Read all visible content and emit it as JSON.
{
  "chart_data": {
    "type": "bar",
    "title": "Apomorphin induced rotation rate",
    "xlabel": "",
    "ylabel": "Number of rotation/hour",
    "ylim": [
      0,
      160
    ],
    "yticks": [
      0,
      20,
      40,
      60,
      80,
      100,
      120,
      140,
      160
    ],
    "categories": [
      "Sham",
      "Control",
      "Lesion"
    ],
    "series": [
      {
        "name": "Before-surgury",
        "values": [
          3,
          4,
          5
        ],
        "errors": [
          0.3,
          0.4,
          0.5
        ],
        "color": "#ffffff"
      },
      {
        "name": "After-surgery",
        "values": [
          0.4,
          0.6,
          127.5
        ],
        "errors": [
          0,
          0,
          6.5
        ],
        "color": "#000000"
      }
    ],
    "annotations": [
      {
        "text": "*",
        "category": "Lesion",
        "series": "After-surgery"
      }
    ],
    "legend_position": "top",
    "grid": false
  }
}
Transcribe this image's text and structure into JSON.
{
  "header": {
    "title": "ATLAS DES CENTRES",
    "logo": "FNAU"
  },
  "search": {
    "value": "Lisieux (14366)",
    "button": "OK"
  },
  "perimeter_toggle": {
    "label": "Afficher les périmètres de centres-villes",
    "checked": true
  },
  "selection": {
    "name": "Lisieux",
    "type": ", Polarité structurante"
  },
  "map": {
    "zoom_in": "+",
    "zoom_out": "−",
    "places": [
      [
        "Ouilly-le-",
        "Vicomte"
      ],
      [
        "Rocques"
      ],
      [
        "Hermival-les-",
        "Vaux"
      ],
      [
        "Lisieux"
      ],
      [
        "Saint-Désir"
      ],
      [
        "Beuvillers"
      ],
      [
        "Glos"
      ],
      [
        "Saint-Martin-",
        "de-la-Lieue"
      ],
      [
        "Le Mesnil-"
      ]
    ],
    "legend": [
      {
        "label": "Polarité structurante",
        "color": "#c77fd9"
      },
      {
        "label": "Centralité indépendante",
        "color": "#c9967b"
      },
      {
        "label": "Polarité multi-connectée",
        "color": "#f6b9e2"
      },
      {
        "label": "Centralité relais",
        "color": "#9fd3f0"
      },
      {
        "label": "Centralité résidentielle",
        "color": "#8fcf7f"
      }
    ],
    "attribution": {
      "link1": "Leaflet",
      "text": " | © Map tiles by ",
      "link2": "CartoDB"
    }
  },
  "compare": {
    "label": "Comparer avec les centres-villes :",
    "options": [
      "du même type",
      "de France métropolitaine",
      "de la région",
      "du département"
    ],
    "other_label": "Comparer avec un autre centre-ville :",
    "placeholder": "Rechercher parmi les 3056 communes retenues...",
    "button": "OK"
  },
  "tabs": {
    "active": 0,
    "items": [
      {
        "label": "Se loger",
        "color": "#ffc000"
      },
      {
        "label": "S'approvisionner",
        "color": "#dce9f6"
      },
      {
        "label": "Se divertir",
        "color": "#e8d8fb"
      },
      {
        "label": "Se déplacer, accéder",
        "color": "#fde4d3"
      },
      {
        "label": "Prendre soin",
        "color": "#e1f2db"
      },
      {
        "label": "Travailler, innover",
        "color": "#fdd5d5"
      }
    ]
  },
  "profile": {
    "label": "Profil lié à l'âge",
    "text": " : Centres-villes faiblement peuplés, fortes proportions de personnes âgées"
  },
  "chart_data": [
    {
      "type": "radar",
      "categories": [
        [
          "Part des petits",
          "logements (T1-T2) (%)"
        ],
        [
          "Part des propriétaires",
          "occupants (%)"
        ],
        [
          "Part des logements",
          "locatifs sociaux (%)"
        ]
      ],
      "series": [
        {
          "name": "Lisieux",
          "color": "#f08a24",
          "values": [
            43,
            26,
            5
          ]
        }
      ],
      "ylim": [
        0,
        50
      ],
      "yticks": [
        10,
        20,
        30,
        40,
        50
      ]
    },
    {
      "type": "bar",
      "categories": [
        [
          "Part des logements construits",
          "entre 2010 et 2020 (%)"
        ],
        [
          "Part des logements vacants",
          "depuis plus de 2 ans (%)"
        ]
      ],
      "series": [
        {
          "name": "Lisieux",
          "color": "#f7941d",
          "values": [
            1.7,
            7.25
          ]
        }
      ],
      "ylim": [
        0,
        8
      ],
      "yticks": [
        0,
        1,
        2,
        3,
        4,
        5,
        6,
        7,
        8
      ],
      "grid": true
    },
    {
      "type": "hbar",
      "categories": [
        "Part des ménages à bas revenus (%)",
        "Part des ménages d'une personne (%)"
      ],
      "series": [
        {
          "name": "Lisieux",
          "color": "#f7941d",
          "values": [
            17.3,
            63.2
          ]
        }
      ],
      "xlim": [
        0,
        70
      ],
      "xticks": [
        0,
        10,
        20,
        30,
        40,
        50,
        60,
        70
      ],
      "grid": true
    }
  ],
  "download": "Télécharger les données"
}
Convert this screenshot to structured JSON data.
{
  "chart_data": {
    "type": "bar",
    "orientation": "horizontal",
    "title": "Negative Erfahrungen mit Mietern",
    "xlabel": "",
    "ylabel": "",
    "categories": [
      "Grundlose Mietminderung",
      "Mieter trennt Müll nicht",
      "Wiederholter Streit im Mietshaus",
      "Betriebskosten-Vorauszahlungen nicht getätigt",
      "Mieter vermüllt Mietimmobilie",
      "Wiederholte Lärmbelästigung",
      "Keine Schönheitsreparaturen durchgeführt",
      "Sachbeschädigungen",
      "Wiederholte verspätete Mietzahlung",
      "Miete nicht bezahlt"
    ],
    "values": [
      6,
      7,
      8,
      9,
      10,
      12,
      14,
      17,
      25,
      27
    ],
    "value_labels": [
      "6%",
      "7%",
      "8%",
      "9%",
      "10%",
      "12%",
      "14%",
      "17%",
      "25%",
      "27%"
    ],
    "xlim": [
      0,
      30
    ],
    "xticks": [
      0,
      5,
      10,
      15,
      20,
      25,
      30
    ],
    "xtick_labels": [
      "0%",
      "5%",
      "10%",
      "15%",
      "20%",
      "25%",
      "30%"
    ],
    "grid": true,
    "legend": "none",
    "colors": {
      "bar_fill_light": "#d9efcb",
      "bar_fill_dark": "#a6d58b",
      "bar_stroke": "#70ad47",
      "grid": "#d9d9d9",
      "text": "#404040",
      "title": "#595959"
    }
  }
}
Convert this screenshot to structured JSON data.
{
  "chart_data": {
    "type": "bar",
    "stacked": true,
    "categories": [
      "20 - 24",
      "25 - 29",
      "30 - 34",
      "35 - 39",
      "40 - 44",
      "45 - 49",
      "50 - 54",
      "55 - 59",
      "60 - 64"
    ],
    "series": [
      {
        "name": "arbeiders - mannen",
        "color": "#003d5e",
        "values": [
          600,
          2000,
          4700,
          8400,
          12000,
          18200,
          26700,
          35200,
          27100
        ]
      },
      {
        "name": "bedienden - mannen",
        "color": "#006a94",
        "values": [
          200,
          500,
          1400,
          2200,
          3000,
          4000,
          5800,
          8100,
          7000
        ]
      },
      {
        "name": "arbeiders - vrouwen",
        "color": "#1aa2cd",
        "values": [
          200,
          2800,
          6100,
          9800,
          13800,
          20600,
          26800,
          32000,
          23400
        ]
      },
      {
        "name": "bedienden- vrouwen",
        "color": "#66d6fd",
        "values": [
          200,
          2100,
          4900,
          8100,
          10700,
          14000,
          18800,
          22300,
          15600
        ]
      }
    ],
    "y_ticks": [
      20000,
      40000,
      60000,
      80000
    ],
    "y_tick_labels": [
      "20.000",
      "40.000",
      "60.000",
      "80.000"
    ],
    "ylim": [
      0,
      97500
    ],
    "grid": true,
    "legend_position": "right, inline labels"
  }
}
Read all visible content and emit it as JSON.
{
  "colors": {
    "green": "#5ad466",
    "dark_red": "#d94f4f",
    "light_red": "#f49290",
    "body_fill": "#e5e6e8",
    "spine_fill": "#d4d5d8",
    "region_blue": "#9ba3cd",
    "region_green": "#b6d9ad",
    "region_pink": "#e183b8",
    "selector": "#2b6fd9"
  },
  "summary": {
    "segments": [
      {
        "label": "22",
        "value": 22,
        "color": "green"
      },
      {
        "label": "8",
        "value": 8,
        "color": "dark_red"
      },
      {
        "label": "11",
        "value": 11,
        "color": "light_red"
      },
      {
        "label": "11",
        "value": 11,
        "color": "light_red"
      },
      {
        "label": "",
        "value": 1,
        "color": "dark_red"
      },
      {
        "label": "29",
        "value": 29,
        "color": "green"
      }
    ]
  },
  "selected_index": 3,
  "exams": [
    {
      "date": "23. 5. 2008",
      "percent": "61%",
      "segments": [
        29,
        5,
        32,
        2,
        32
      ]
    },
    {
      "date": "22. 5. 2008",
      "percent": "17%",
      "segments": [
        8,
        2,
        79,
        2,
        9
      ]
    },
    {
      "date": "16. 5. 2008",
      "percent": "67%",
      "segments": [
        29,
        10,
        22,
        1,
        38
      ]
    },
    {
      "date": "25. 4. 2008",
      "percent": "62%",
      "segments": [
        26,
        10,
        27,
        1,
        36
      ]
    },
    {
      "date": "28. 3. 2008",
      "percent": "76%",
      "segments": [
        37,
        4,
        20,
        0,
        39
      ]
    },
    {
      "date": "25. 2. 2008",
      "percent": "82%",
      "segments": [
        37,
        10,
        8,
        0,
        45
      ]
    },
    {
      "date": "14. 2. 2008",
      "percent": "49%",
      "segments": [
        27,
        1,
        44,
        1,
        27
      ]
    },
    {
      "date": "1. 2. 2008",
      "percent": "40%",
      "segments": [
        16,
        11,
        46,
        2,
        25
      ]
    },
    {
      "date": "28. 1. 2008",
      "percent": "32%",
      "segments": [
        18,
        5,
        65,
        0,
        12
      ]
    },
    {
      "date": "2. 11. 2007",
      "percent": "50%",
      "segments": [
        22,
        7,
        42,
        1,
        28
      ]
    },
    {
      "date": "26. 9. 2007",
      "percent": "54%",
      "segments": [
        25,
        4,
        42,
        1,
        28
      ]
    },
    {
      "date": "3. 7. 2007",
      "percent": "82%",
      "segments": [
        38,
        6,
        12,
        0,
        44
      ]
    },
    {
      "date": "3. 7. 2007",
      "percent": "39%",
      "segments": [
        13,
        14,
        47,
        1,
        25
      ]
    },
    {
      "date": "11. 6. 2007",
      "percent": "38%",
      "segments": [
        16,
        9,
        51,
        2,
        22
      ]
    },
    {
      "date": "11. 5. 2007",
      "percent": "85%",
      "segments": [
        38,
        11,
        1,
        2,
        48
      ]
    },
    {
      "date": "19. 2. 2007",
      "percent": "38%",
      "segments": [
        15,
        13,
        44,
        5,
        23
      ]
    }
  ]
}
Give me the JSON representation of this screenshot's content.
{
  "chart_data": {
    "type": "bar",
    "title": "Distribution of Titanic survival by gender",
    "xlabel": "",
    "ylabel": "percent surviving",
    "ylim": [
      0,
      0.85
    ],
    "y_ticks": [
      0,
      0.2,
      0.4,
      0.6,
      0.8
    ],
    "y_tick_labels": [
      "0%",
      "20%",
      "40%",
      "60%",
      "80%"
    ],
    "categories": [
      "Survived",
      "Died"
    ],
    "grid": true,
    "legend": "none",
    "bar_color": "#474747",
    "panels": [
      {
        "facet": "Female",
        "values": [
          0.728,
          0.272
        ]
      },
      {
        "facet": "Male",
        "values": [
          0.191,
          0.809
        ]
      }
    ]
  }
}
- - -
_TASK GOAL_:
Go through the records. Copy each line where "vrouwen" appears.

_SOLVED EXERCISE_:
        "name": "arbeiders - vrouwen",
        "name": "bedienden- vrouwen",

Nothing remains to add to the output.